[Instructions to follow] Track down every line below that holds "left" and copy it.

[Data to use]
* START *

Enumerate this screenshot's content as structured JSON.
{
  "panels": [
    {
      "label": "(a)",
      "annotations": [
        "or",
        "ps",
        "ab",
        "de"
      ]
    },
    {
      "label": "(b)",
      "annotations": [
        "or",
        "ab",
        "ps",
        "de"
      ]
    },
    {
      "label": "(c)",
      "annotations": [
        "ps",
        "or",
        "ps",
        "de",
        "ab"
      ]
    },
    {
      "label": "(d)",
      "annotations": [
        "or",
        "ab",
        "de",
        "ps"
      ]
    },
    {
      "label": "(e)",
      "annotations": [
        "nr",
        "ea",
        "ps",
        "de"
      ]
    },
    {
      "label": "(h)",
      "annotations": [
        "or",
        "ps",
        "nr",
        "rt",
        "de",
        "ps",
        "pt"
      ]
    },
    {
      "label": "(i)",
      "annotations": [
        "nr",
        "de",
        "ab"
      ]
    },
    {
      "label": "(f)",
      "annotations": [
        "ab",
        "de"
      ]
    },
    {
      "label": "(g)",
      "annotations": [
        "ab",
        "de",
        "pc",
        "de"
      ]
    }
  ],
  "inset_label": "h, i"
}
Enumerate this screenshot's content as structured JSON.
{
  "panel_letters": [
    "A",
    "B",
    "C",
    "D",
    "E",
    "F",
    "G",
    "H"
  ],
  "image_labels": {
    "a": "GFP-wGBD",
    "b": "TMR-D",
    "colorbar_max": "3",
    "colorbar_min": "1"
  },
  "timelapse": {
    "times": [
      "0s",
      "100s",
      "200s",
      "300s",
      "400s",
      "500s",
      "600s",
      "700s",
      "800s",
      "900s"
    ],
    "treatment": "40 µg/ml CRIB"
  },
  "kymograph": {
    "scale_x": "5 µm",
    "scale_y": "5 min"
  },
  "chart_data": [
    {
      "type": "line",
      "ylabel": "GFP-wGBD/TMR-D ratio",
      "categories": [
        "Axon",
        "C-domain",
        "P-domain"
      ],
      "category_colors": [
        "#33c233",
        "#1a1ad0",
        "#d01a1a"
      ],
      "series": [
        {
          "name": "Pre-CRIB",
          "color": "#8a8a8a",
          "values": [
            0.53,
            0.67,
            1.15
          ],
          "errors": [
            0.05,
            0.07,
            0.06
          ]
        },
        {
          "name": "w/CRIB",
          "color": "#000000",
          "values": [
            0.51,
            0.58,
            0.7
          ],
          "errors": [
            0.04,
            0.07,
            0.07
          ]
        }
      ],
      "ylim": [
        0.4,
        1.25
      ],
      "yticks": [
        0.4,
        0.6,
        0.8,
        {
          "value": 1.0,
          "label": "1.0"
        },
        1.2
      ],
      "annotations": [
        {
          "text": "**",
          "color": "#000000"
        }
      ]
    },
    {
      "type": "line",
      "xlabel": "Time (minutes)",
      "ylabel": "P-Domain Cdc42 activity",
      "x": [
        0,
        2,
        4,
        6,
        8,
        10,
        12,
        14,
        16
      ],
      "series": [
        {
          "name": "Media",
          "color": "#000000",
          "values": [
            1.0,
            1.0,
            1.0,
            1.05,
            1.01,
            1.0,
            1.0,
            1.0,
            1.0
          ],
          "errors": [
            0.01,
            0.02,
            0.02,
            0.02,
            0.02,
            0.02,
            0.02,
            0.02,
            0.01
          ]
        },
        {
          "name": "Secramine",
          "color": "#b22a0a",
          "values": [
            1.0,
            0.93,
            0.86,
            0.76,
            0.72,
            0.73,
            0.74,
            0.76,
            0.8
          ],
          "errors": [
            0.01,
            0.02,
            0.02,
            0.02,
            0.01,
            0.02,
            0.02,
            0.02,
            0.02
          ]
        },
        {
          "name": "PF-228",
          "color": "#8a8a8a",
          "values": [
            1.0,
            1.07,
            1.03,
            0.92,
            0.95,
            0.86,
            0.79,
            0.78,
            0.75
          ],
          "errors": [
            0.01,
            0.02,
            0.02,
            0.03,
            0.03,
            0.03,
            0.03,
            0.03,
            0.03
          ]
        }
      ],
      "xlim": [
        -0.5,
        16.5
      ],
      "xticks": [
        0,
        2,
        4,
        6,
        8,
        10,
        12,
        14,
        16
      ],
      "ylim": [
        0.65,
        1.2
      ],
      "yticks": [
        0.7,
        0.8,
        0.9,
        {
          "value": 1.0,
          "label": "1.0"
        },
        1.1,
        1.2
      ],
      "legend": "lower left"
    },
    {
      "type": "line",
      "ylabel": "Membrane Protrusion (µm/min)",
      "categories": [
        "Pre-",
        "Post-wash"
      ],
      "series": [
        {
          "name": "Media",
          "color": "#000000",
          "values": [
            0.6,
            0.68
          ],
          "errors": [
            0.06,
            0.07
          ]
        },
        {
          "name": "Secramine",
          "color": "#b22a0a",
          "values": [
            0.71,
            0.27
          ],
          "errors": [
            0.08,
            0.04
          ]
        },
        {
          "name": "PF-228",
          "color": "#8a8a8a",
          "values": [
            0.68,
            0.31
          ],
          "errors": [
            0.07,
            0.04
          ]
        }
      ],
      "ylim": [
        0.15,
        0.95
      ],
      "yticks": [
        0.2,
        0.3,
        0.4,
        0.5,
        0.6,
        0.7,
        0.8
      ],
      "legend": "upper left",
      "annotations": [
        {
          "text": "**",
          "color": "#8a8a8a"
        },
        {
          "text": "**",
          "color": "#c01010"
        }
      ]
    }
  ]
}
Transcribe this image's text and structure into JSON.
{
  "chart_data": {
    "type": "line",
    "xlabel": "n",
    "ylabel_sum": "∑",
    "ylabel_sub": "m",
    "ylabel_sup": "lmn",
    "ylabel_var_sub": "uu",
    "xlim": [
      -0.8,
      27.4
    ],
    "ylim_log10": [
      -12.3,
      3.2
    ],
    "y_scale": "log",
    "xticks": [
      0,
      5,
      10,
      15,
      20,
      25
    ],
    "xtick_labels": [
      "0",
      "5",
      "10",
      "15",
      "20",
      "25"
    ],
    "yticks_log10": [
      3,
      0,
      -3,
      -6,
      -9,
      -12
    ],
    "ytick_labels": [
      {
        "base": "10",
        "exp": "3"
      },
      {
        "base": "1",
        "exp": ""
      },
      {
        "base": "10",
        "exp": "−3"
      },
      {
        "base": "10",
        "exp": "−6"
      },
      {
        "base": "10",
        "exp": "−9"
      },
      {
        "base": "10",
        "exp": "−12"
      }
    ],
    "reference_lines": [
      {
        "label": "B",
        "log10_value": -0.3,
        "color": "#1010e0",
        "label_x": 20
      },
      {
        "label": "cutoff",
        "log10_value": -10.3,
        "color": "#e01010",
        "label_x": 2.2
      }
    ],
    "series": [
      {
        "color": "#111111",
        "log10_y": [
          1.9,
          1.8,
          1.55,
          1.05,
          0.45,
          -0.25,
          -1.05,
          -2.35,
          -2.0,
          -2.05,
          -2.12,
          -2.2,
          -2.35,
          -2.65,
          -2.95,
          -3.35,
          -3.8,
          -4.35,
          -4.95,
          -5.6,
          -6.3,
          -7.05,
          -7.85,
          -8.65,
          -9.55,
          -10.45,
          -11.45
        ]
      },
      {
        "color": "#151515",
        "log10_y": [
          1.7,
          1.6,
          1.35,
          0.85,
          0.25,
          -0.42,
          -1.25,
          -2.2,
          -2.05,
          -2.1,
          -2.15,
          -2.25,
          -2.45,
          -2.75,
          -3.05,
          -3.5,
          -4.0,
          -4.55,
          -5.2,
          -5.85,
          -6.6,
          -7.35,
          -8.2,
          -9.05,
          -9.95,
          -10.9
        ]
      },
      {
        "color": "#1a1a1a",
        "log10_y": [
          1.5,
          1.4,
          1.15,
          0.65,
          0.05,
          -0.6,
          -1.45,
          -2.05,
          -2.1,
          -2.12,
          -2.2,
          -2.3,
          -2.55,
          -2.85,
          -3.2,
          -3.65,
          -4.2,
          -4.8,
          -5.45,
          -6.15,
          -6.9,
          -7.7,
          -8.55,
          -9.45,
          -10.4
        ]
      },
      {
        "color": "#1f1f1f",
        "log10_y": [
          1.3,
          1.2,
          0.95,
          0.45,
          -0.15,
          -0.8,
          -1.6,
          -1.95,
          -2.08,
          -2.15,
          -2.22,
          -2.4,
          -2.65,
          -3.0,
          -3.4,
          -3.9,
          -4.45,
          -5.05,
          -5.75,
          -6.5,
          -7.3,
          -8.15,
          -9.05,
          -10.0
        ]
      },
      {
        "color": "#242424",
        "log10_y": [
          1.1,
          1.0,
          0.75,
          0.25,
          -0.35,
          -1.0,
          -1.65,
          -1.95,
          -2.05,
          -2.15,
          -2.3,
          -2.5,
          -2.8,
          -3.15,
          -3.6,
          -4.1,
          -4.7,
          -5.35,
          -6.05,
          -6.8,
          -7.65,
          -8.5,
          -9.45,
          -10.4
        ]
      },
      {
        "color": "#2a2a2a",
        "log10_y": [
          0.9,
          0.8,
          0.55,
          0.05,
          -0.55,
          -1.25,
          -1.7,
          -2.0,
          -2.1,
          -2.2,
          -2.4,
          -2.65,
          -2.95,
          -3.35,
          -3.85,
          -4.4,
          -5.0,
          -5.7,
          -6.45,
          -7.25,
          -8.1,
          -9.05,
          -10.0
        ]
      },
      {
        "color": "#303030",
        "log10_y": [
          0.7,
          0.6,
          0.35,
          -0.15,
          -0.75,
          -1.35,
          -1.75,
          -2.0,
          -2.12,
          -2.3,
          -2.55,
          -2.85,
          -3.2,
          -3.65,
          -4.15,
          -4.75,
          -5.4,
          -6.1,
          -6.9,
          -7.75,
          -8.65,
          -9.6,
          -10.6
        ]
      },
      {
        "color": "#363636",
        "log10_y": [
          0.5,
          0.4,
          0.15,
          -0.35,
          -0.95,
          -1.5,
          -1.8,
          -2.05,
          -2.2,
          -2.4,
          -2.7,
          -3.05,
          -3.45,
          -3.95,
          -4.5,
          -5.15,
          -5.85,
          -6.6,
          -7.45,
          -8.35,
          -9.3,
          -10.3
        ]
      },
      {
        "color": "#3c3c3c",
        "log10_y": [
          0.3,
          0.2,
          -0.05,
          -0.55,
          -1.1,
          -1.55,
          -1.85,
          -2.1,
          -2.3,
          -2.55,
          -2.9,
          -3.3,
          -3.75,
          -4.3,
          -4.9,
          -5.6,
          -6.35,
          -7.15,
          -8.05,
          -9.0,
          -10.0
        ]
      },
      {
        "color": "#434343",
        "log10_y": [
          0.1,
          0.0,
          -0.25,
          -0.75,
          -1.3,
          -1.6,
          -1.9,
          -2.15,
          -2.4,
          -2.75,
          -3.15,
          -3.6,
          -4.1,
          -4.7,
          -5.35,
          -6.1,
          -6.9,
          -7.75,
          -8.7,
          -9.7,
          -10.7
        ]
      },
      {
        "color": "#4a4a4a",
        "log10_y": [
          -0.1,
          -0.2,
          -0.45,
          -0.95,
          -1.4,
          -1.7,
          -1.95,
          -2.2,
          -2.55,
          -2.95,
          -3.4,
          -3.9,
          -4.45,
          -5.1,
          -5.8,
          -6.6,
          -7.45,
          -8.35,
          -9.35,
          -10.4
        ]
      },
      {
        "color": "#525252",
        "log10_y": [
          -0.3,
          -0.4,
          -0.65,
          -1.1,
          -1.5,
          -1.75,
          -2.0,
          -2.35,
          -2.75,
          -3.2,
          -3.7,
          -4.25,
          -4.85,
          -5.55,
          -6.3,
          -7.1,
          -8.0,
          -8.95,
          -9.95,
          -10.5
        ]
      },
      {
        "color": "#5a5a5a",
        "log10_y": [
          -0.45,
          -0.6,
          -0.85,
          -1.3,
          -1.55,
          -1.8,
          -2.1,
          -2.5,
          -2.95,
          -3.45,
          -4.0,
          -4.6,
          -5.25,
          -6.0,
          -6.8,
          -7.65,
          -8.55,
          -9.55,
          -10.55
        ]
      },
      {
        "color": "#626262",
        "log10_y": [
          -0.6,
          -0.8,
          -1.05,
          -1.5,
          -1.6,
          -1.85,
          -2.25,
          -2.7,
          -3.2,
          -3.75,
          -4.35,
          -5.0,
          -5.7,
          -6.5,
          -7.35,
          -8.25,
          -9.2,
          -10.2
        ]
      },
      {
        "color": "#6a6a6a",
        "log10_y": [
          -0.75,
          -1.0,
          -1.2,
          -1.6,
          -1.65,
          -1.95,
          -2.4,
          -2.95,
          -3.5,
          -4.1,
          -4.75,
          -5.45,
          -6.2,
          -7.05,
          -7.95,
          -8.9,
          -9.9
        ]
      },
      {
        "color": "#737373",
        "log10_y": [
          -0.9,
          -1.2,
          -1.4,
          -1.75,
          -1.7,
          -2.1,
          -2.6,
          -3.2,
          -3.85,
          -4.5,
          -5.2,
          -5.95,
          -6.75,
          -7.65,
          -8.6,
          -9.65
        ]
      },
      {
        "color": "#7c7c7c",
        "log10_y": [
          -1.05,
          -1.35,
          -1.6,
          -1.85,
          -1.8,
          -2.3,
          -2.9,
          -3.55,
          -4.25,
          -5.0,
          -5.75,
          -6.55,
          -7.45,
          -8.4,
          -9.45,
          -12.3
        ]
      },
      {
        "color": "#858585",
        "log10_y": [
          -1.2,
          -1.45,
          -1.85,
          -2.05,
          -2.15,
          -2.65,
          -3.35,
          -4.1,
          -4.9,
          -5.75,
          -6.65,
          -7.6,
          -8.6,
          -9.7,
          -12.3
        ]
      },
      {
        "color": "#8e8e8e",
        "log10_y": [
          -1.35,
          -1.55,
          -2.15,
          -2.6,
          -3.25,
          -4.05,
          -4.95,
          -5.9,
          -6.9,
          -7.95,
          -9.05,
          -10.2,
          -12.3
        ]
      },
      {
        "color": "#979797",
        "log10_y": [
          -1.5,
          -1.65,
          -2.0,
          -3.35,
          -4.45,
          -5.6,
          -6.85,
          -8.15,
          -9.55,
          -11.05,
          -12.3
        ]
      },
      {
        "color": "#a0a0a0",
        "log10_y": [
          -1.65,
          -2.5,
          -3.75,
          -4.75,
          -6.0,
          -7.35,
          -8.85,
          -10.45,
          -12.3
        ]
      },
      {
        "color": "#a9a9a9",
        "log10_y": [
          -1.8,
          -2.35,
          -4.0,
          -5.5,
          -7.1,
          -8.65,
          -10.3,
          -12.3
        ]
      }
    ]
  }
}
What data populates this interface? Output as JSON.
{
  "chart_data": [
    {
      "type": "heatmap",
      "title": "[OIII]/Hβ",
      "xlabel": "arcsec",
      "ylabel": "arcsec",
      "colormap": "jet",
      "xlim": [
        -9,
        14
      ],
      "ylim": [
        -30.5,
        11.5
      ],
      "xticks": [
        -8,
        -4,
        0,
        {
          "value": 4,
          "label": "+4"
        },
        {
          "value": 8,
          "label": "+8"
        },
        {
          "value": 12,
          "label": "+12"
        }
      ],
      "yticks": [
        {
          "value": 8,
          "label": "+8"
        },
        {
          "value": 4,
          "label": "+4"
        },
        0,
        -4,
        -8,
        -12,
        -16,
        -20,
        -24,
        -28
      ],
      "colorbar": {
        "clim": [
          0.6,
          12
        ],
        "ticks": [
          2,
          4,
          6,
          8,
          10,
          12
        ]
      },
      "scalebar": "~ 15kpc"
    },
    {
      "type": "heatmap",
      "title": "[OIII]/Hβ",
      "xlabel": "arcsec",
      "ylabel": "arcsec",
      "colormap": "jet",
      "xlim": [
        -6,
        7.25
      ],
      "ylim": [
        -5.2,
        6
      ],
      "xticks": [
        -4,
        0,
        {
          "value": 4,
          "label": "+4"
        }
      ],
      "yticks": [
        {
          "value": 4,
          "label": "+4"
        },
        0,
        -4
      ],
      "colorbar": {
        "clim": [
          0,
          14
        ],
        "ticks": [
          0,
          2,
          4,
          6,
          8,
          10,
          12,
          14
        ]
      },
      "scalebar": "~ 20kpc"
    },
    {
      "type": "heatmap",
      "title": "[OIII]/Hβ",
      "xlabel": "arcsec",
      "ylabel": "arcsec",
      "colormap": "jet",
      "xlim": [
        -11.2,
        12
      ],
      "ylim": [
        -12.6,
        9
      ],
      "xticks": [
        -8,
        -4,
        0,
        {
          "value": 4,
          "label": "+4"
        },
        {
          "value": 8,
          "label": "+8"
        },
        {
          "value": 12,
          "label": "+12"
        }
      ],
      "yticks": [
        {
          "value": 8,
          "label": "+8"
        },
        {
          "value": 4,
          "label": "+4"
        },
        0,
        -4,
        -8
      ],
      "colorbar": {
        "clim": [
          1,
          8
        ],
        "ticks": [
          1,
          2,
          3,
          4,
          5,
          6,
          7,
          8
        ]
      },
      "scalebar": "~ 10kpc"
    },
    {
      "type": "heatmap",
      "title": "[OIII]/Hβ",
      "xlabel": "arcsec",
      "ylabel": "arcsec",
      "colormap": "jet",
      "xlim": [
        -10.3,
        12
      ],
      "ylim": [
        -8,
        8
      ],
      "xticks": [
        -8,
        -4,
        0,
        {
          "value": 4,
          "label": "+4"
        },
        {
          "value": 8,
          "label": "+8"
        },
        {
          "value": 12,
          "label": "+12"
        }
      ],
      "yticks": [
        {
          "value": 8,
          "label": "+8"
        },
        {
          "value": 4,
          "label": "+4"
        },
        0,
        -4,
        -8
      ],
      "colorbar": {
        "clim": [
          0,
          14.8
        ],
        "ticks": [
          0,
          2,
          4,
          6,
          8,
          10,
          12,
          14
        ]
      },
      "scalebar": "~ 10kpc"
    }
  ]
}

* END *

[Answer in full]
      "legend": "lower left"
      "legend": "upper left",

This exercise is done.